Reply with one number: the count of lines in the listing that contain the string "initialization".

◇ ◇ ◇ ◇ ◇

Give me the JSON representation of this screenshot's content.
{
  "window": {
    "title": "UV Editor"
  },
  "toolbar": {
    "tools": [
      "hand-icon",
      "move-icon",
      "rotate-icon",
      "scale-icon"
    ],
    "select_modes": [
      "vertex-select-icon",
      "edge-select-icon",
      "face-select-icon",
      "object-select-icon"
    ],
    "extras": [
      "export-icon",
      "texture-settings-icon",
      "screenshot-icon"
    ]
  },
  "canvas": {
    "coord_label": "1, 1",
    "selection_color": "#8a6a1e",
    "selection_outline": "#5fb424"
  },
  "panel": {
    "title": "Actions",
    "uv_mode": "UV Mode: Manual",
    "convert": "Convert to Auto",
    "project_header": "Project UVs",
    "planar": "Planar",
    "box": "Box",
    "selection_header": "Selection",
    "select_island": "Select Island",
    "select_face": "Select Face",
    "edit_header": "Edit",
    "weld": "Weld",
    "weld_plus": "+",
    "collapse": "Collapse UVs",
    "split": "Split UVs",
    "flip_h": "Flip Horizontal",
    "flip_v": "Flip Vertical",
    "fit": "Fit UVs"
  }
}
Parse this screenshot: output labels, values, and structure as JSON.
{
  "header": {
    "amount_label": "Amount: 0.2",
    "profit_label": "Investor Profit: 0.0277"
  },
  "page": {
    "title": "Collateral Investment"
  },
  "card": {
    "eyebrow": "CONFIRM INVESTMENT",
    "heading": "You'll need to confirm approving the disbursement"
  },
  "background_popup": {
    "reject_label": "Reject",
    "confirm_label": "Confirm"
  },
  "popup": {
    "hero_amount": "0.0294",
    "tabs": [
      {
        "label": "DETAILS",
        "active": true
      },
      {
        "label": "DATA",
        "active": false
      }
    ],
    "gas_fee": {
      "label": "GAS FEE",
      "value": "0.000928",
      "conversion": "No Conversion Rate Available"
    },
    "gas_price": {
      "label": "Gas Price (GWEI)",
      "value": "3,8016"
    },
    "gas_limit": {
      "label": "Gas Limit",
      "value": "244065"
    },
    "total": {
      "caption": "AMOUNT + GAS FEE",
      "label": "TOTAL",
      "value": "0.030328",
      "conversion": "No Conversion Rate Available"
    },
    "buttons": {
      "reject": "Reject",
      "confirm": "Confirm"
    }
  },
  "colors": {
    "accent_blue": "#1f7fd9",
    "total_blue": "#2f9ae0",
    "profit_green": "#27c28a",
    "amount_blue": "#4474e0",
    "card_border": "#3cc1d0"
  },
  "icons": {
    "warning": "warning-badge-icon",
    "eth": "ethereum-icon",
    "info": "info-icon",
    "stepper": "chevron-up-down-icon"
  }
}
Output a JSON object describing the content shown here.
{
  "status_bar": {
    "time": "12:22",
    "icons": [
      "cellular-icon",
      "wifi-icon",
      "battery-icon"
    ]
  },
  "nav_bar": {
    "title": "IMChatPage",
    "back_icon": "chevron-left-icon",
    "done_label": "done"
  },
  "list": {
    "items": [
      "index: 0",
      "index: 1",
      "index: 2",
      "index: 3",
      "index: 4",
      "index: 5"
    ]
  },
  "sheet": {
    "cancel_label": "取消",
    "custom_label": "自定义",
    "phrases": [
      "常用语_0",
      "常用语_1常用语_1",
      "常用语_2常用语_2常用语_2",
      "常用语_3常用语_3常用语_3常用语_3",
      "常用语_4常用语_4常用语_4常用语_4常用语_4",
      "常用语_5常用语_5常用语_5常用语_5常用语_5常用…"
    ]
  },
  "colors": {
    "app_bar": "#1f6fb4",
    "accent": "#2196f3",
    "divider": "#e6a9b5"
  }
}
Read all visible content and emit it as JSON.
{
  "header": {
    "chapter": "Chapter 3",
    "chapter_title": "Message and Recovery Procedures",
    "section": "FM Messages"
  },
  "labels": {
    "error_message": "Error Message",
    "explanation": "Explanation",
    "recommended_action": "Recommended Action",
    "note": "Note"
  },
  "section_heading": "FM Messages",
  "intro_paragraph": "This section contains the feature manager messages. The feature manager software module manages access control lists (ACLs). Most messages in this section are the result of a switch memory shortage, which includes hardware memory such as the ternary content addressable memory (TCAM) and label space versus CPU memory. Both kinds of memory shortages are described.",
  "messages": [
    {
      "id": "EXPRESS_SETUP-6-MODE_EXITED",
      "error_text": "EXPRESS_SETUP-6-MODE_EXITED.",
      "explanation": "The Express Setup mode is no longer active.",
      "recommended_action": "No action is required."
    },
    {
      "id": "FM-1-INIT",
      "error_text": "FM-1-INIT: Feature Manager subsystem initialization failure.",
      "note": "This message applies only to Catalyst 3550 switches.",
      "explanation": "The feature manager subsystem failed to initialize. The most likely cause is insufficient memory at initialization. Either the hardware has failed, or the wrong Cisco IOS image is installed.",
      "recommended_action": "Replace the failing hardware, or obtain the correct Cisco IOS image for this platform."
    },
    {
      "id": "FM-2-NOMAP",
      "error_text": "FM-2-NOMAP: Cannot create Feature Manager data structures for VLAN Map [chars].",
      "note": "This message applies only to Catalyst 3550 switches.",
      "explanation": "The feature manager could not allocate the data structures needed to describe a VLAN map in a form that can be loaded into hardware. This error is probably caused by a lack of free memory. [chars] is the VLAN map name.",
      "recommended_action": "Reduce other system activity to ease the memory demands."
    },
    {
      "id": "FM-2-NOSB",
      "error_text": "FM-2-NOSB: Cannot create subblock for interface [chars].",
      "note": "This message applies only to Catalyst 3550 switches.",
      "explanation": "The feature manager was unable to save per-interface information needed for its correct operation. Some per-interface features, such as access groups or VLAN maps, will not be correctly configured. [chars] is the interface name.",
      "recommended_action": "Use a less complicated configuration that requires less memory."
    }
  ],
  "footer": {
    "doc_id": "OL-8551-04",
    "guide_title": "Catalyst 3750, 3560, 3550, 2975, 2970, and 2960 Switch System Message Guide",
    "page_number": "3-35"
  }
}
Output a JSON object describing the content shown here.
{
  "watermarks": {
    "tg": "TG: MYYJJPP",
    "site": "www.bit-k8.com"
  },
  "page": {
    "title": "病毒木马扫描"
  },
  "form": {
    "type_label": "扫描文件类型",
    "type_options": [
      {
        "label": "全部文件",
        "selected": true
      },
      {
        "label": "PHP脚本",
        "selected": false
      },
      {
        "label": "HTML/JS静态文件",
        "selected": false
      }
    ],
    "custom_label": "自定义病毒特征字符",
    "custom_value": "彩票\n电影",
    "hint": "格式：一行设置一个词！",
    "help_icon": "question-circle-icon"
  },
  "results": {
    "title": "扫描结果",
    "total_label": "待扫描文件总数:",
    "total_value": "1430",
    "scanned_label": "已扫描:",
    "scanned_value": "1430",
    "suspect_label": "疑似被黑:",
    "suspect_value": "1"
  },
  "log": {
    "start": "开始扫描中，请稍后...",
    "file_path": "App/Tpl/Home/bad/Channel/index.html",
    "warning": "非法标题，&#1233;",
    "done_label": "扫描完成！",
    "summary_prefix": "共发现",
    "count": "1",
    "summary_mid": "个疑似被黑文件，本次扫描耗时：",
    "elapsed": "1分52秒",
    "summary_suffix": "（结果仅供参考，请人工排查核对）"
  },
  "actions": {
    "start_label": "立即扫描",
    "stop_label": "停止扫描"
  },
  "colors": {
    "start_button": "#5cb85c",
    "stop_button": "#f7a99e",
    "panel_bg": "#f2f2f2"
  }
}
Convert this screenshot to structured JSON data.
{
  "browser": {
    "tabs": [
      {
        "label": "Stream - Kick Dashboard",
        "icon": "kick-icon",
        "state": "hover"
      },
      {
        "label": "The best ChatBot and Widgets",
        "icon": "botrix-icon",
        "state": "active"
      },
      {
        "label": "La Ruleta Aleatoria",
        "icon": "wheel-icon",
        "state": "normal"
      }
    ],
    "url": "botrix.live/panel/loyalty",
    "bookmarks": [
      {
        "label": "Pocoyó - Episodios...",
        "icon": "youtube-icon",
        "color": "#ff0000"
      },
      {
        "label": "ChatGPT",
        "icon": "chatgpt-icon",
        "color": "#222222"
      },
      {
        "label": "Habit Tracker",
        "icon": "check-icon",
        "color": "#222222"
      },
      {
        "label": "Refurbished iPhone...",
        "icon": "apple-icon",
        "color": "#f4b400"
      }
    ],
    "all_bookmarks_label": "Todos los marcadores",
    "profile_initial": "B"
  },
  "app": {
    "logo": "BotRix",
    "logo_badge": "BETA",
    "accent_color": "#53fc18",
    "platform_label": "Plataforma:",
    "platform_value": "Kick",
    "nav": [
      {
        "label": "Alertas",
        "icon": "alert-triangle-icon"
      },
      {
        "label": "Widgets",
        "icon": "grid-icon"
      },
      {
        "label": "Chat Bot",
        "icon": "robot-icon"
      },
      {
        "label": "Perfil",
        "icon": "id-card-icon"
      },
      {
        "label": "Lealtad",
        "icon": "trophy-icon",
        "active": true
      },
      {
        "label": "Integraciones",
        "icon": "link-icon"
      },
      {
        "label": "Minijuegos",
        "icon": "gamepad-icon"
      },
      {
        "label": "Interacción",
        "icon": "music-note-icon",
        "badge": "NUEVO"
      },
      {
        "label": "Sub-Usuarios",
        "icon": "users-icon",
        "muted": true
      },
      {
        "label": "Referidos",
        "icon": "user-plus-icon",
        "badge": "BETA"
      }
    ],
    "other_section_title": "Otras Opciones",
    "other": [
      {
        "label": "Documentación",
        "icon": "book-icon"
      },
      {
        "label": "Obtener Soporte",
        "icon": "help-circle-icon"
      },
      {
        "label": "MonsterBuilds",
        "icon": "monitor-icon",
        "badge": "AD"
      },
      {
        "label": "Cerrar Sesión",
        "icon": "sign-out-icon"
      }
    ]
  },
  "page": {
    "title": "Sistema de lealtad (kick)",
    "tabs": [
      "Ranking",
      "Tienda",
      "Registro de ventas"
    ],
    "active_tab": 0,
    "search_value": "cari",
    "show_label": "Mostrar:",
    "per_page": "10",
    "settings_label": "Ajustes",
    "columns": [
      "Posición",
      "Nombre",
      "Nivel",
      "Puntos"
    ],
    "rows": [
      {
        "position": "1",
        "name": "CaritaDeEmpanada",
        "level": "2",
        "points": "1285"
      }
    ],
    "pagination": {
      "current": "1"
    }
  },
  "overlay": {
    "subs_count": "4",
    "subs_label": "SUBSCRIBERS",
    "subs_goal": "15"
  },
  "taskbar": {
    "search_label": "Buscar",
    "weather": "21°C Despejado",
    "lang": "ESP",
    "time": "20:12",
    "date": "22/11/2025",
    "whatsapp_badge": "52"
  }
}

◇ ◇ ◇ ◇ ◇

- [ANSWER TO THE EXERCISE]: 2